# [What to work on]
Give the count of lines in the data that include the string "criminal", with no added remarks.

——

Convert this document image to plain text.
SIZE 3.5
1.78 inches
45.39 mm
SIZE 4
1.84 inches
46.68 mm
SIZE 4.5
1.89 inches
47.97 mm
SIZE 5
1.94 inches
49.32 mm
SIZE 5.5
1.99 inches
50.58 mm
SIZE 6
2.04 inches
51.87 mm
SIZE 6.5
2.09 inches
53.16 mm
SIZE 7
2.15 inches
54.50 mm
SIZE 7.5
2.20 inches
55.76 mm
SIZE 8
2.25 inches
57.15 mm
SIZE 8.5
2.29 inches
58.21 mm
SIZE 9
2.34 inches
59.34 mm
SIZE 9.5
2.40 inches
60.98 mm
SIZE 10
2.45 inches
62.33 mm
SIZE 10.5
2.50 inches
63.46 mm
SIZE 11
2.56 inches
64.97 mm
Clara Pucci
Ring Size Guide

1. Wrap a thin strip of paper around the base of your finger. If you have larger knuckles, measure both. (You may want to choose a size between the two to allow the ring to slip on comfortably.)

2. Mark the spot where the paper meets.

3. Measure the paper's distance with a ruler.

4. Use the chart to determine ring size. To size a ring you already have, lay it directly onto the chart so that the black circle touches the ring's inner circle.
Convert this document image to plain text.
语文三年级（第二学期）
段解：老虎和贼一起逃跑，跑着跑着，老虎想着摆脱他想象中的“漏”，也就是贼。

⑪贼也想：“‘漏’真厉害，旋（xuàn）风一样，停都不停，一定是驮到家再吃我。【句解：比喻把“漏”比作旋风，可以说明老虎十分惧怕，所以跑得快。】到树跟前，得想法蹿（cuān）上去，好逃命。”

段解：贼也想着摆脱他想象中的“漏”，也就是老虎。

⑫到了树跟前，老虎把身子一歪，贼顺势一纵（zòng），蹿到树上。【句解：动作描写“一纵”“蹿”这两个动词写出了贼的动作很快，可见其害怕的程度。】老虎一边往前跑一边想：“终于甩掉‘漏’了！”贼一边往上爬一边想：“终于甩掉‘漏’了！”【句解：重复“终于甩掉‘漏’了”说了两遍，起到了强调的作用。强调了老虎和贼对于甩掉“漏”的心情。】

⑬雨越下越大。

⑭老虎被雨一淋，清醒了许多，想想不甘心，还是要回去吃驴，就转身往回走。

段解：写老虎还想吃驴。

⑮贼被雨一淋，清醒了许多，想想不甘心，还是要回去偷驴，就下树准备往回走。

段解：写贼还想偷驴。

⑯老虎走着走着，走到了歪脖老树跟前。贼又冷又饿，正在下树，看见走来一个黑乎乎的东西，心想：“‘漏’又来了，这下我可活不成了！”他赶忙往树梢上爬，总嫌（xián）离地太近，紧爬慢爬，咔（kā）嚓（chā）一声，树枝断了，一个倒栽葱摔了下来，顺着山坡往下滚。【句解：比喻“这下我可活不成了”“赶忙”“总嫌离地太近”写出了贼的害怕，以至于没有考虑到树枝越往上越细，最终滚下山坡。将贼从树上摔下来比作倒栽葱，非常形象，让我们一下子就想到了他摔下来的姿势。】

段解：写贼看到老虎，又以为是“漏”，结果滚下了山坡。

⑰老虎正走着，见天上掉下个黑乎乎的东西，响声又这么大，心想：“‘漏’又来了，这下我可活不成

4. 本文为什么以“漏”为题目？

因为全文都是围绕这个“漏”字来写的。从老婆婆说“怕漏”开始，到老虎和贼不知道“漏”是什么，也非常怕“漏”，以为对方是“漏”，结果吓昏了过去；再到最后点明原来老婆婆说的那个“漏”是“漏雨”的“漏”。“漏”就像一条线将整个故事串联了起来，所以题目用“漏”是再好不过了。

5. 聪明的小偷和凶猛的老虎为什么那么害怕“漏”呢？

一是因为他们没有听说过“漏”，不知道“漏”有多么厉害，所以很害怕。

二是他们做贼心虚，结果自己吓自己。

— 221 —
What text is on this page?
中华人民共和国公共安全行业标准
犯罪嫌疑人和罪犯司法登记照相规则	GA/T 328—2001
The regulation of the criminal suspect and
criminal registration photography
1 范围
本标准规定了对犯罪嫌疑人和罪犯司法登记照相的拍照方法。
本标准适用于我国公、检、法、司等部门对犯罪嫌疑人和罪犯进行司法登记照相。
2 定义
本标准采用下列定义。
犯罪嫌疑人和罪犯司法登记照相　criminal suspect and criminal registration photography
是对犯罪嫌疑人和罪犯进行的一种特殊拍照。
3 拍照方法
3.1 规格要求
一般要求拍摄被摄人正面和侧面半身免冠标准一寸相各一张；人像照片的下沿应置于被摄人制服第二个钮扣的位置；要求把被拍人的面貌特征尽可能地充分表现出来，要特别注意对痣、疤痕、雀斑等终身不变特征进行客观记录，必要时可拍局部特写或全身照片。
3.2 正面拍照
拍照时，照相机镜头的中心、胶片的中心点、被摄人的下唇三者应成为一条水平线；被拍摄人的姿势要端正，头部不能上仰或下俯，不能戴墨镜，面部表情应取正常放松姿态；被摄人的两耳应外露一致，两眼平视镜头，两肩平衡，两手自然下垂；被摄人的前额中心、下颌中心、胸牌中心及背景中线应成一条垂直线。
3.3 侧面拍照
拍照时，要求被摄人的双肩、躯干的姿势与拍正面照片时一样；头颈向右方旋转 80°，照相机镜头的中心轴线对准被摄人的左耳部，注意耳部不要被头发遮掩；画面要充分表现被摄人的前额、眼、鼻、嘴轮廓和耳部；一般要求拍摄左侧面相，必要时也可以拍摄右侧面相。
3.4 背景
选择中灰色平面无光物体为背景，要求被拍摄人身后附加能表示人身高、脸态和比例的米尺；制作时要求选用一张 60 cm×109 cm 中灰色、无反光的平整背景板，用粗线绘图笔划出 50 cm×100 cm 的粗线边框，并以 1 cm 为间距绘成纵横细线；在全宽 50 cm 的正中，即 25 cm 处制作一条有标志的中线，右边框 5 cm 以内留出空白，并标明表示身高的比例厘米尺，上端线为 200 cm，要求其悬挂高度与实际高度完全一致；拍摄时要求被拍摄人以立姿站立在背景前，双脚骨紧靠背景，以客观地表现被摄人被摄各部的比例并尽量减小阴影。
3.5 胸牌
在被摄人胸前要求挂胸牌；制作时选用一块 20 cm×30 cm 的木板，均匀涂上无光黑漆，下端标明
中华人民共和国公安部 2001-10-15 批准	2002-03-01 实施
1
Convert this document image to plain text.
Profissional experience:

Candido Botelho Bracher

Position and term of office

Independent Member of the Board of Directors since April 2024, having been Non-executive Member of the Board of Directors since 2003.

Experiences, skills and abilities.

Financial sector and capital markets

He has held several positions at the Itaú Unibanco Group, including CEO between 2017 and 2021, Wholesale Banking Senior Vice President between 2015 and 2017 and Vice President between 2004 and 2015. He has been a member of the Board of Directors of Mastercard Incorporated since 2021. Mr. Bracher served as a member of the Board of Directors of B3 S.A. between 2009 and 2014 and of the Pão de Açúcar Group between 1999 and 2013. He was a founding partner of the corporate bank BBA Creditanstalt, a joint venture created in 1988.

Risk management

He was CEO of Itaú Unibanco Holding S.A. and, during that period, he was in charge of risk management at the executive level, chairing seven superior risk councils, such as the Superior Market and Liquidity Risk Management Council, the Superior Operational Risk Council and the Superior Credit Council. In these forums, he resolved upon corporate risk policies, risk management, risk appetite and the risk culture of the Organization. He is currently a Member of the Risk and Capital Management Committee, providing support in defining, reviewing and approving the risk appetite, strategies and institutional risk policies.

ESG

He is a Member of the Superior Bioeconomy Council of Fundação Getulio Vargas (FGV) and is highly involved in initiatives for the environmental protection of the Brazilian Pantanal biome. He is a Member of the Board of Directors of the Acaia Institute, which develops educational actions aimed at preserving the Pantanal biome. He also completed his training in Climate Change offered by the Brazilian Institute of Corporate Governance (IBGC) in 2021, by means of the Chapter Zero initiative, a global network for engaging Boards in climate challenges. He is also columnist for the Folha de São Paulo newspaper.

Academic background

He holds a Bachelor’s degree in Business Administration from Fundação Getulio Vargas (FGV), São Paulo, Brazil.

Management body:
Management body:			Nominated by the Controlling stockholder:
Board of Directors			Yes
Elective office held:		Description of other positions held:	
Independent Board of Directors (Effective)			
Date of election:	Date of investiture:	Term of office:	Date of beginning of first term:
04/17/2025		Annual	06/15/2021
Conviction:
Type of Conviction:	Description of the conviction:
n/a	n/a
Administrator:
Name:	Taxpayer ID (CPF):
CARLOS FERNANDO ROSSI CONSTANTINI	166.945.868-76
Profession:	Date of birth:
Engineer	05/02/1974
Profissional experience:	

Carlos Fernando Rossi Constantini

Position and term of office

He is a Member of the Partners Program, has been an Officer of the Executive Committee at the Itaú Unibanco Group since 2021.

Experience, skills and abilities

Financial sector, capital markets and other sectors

——

# [Written response]
3